Excerpts from a figure dataset:
▶

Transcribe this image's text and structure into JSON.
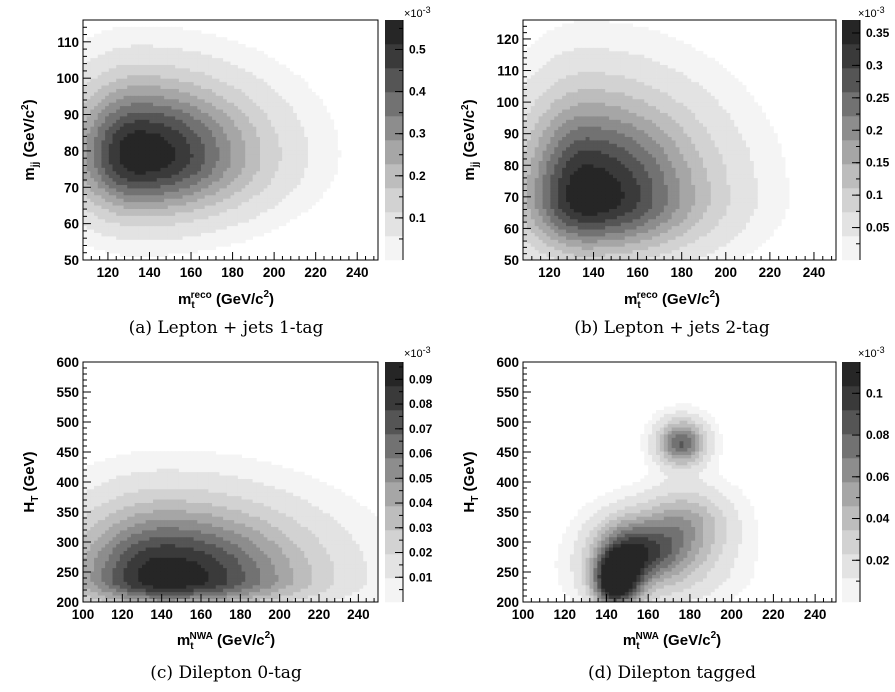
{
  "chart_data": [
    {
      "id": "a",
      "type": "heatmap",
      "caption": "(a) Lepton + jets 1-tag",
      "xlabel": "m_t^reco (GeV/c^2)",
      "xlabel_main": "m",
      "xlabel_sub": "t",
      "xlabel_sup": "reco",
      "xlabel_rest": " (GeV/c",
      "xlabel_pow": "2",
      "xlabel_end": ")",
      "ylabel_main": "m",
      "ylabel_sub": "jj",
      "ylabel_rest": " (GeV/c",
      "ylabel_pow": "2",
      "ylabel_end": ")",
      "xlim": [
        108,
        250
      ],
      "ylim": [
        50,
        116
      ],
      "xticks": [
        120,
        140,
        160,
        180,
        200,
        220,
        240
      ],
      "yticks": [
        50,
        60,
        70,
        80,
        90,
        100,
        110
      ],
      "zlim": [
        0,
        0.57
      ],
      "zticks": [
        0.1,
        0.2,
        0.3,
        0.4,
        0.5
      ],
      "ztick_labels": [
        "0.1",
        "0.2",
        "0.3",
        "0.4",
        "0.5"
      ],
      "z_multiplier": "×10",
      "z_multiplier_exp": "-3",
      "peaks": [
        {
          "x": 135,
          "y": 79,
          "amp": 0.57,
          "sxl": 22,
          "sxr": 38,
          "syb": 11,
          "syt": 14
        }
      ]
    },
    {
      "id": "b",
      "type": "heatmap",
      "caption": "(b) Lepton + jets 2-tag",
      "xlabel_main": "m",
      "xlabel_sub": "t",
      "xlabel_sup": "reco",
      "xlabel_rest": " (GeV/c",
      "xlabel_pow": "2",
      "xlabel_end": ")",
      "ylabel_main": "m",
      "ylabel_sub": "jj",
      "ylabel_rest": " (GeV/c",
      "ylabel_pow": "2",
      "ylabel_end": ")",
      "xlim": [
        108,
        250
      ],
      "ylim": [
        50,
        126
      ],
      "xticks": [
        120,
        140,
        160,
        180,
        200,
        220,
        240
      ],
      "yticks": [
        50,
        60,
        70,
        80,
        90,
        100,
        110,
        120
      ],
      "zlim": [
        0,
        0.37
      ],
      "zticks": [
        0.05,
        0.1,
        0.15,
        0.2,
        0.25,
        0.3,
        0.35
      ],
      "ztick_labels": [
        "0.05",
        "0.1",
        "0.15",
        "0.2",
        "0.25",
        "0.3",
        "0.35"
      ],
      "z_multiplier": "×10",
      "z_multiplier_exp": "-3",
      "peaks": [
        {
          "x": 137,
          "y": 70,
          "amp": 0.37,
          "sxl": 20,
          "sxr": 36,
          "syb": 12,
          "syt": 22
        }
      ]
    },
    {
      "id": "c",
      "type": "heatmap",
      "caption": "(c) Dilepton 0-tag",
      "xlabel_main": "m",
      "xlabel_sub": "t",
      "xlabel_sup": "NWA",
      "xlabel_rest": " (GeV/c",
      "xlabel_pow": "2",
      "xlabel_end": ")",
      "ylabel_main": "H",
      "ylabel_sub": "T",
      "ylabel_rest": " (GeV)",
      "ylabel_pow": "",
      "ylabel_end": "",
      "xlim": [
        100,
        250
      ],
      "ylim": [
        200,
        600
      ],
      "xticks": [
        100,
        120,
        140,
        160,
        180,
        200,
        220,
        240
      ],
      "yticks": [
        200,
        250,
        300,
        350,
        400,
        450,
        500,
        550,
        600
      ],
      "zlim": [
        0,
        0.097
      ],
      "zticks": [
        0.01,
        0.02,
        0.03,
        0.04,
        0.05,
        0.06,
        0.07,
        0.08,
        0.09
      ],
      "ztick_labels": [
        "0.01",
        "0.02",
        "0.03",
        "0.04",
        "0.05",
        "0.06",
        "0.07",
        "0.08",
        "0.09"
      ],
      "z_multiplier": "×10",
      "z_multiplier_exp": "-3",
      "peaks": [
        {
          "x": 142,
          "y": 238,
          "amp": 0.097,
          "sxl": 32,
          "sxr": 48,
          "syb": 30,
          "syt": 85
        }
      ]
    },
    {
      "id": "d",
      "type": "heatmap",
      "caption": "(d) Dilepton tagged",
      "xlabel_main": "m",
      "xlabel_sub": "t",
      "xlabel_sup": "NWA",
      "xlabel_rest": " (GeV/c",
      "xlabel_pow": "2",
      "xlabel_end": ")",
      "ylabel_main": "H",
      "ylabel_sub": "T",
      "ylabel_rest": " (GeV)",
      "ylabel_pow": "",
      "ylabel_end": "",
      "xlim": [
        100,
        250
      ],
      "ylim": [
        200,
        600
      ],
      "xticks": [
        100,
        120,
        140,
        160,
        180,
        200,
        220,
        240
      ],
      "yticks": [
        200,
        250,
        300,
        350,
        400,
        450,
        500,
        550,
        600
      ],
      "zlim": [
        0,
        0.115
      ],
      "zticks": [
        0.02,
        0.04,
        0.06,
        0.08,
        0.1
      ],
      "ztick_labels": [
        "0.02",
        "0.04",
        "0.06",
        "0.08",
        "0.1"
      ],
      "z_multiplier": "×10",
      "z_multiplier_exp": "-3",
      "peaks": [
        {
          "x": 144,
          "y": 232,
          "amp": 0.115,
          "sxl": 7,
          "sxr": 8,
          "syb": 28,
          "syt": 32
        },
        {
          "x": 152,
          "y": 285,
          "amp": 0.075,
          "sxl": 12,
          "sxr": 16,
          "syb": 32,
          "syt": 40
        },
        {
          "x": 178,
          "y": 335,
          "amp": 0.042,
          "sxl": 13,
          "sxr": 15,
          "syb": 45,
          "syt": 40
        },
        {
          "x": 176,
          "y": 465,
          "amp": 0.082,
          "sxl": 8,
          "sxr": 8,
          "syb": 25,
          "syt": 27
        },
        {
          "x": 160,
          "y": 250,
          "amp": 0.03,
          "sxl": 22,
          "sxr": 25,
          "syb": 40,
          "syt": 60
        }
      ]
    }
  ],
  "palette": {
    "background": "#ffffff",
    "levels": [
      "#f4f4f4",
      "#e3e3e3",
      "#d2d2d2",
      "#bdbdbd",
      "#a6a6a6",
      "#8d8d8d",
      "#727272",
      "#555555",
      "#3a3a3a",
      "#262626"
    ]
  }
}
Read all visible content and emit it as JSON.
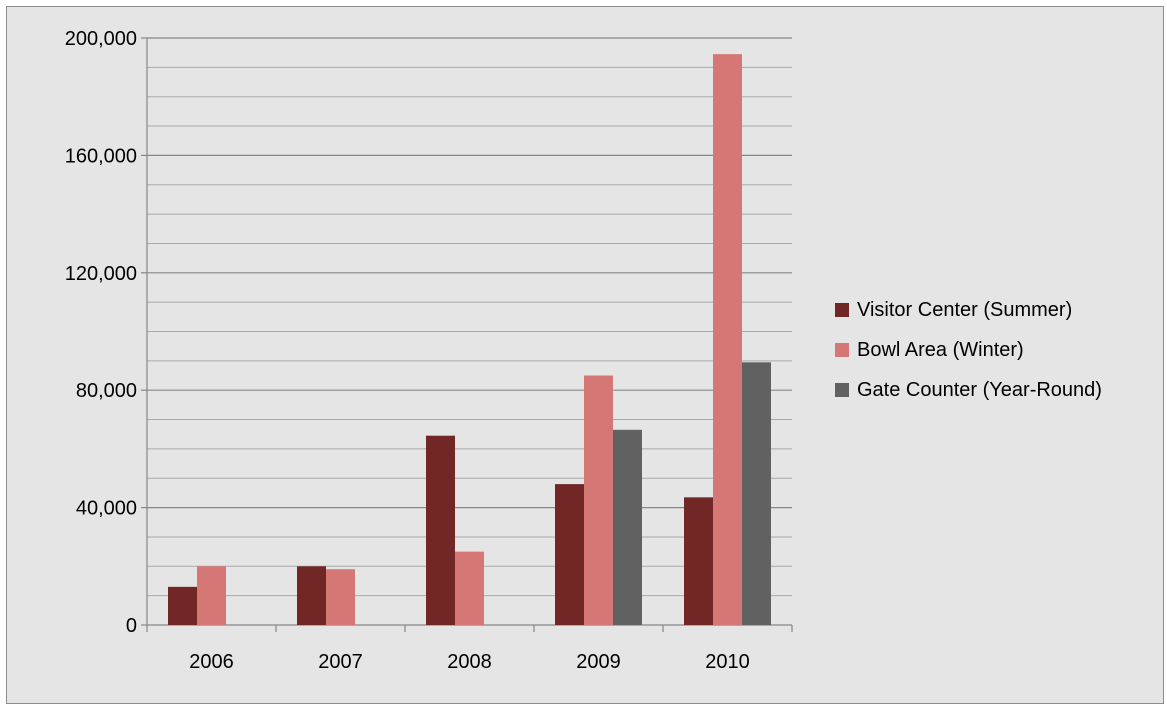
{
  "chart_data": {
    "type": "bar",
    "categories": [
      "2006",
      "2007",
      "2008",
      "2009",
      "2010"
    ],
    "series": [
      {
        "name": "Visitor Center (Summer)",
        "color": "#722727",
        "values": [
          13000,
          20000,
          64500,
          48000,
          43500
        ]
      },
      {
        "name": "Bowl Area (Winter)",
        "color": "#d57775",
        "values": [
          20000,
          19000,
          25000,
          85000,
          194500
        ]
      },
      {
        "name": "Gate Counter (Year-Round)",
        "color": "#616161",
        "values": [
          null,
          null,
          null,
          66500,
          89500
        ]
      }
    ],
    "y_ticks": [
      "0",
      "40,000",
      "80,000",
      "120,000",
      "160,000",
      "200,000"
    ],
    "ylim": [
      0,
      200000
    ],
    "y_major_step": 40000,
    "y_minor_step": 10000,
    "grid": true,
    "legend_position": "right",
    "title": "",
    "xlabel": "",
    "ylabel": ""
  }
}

◀

Required task = Copy each line of the data above that holds "color".

Written solution =
        "color": "#722727",
        "color": "#d57775",
        "color": "#616161",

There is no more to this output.